— Begin RECORDED DATA —

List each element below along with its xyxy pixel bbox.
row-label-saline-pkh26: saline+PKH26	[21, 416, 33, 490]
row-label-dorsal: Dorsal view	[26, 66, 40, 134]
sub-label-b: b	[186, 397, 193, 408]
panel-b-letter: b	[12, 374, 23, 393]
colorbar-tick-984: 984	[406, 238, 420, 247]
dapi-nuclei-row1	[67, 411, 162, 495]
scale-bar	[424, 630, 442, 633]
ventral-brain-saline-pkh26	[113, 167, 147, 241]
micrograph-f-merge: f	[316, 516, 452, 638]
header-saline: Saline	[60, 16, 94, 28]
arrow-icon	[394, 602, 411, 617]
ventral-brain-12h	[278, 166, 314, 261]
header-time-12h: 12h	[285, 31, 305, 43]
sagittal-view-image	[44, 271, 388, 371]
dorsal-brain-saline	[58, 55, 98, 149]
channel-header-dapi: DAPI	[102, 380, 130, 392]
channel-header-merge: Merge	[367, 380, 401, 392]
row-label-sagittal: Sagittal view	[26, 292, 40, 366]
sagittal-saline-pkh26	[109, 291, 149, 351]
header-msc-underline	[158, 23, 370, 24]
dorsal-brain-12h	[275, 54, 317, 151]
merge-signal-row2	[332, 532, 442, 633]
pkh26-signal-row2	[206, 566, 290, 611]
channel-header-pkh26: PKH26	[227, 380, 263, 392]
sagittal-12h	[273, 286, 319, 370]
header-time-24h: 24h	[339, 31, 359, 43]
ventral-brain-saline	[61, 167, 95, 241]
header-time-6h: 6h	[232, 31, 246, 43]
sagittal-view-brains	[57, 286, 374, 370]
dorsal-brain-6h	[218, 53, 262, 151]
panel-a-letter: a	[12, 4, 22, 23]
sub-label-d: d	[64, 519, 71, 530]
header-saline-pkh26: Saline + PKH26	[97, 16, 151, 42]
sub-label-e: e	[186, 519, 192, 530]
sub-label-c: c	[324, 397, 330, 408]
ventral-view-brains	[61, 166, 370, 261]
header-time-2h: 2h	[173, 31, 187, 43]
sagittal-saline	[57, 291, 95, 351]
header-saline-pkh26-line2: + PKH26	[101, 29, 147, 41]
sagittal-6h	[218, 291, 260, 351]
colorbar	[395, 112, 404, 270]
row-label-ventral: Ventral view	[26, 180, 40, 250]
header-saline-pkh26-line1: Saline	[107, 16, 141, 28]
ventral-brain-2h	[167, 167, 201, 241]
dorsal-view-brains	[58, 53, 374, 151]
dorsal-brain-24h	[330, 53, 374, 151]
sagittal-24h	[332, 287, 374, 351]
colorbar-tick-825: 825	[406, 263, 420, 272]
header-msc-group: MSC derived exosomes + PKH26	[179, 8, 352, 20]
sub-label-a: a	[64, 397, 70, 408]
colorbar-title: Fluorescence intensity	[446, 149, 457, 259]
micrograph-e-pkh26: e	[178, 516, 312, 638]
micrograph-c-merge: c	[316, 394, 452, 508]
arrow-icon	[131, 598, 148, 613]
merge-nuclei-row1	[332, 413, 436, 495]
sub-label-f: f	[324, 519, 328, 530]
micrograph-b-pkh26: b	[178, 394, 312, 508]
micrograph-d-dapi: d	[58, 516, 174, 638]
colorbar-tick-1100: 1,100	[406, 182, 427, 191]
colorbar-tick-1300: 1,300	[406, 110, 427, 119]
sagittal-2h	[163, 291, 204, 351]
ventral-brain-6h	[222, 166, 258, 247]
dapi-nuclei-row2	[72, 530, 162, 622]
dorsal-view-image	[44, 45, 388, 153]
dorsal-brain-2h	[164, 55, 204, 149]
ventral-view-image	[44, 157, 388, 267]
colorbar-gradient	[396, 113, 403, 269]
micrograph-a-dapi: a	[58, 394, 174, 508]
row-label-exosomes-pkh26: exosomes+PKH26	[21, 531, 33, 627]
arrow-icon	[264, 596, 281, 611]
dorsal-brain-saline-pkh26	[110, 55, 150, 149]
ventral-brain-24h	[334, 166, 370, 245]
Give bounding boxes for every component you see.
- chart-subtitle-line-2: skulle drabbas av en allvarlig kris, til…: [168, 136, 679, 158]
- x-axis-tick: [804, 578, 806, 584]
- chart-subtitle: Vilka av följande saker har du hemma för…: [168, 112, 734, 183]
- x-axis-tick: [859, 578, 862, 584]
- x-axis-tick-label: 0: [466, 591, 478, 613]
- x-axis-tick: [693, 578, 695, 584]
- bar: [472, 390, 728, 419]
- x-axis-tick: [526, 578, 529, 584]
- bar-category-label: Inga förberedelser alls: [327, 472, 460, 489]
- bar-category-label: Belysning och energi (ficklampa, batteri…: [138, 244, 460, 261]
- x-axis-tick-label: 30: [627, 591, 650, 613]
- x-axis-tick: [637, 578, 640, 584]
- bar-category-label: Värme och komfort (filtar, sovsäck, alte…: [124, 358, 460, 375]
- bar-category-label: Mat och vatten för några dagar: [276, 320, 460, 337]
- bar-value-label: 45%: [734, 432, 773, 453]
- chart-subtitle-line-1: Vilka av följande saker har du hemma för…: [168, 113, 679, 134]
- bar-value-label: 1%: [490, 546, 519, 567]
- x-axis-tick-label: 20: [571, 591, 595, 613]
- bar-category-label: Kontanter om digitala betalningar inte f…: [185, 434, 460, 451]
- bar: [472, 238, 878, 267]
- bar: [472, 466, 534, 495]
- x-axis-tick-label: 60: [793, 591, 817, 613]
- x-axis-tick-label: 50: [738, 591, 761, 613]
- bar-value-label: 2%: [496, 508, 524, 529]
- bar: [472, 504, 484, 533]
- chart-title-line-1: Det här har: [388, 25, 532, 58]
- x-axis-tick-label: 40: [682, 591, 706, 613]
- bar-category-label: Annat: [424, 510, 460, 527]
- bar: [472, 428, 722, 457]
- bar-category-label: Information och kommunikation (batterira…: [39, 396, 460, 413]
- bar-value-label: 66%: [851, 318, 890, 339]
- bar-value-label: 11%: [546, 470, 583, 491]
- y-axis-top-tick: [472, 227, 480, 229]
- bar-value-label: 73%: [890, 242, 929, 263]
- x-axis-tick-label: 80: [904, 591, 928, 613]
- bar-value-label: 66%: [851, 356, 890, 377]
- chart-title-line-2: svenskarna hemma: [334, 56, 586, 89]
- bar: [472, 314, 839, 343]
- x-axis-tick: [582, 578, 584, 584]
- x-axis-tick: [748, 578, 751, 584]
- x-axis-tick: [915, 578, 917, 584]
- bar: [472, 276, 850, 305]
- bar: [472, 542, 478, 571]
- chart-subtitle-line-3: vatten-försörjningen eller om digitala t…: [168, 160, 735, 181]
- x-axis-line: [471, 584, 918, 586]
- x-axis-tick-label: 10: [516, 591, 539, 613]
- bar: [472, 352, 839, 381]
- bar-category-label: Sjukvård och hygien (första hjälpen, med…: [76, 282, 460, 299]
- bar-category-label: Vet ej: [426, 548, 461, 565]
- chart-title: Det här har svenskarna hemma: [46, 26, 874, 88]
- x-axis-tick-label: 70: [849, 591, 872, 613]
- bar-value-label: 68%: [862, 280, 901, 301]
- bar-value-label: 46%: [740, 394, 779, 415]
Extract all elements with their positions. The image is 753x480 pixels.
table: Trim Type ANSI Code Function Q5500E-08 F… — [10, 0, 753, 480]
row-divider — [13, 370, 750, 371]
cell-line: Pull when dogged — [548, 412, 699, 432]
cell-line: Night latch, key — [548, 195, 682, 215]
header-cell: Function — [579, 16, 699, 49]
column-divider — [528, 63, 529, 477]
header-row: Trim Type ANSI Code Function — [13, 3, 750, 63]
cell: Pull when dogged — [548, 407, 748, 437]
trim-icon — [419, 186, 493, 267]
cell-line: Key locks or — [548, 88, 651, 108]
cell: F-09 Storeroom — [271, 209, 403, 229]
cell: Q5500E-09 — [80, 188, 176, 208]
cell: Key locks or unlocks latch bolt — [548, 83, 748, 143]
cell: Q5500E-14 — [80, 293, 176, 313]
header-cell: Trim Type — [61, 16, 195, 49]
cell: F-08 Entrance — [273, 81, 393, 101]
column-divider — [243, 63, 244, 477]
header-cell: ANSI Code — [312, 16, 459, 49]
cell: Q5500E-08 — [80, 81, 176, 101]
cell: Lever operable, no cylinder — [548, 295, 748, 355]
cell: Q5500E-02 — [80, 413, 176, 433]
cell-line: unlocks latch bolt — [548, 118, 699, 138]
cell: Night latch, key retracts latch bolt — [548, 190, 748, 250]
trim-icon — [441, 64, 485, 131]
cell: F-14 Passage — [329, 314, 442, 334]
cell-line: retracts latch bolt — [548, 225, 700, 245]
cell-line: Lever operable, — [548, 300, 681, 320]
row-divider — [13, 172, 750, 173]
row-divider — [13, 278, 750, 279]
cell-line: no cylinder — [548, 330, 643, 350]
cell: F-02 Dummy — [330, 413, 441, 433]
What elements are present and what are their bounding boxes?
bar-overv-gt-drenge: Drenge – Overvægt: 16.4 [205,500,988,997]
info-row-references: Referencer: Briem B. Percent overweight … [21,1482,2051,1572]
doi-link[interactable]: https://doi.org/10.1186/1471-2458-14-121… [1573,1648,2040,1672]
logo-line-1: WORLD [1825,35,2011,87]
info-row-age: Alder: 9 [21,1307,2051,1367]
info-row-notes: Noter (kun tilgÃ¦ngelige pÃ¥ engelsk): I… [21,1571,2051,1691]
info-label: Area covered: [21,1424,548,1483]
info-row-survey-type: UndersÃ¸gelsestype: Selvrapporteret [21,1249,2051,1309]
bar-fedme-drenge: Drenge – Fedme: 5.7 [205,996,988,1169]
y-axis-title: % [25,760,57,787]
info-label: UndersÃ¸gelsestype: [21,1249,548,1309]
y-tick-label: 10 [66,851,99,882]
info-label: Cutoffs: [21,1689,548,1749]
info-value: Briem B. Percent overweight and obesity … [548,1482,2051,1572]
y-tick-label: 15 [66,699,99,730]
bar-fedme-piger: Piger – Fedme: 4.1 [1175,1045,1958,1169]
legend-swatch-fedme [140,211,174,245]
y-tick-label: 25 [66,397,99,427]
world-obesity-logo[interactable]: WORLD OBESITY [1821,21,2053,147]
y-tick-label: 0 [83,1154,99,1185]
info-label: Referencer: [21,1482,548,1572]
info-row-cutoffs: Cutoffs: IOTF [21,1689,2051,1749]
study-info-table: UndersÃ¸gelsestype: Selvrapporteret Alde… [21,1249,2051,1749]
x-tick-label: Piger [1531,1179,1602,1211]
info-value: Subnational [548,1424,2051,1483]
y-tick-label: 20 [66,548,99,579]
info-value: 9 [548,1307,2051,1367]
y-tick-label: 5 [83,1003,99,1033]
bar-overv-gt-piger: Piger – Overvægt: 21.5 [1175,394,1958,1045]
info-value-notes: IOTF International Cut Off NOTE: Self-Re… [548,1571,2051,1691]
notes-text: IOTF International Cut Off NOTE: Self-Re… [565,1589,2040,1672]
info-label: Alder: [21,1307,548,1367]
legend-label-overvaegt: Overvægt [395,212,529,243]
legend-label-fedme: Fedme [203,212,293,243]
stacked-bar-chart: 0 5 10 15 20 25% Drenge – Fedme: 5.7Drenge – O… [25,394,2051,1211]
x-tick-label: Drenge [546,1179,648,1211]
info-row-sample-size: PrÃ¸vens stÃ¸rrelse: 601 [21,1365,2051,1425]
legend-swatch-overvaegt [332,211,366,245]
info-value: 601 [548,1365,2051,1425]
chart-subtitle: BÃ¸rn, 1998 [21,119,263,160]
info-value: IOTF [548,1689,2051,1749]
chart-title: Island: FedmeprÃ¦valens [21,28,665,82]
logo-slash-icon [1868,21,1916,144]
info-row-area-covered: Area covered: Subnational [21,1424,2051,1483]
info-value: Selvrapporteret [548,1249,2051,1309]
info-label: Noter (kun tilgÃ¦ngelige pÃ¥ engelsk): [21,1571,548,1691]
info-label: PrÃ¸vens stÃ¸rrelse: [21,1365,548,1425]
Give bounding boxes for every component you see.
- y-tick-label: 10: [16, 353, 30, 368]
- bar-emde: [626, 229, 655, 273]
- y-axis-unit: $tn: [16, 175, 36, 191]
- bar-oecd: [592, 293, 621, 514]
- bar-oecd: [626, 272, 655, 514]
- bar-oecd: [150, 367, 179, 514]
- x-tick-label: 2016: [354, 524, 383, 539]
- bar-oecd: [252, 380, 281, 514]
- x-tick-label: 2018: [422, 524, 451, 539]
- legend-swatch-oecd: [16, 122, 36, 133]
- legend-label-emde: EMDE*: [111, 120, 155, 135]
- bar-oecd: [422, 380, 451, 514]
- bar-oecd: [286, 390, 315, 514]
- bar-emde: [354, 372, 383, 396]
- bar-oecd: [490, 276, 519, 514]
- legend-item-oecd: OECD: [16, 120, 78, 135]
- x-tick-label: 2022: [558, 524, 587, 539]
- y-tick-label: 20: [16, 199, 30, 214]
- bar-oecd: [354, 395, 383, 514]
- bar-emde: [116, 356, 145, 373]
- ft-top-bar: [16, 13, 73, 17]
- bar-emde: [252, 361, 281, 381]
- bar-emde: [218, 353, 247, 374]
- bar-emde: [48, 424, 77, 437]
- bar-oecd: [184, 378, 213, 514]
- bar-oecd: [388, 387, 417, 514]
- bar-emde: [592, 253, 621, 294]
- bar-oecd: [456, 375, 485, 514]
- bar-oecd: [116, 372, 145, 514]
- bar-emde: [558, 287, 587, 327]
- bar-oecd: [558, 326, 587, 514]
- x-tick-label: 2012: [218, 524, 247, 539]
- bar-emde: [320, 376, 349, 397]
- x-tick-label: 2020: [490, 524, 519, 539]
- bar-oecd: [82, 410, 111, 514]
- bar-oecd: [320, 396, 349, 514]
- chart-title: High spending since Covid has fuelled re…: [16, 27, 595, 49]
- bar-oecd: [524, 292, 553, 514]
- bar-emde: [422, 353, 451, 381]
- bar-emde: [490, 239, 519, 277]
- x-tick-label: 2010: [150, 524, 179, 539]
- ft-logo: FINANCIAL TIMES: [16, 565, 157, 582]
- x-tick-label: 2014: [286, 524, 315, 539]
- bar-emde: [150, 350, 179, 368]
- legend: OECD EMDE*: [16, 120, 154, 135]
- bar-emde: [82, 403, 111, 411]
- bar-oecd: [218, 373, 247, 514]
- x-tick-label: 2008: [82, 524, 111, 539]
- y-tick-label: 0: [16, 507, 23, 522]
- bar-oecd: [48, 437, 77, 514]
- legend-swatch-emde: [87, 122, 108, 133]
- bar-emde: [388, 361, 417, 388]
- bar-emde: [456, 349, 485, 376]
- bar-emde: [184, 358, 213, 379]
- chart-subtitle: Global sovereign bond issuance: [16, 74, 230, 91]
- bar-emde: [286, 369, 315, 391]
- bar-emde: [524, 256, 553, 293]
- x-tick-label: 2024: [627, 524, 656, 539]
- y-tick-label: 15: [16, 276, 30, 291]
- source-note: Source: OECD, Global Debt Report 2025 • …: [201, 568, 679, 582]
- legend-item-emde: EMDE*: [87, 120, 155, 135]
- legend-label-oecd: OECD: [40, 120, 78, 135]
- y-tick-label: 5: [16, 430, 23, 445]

— End RECORDED DATA —

EXERCISE DIRECTIONS: Please rewrite the material from its start through the line containing "411, 162, 495]", with "Dorsal view" replaced by "Top view" and everything else left unchanged.

WRITTEN ANSWER:
List each element below along with its xyxy pixel bbox.
row-label-saline-pkh26: saline+PKH26	[21, 416, 33, 490]
row-label-dorsal: Top view	[26, 66, 40, 134]
sub-label-b: b	[186, 397, 193, 408]
panel-b-letter: b	[12, 374, 23, 393]
colorbar-tick-984: 984	[406, 238, 420, 247]
dapi-nuclei-row1	[67, 411, 162, 495]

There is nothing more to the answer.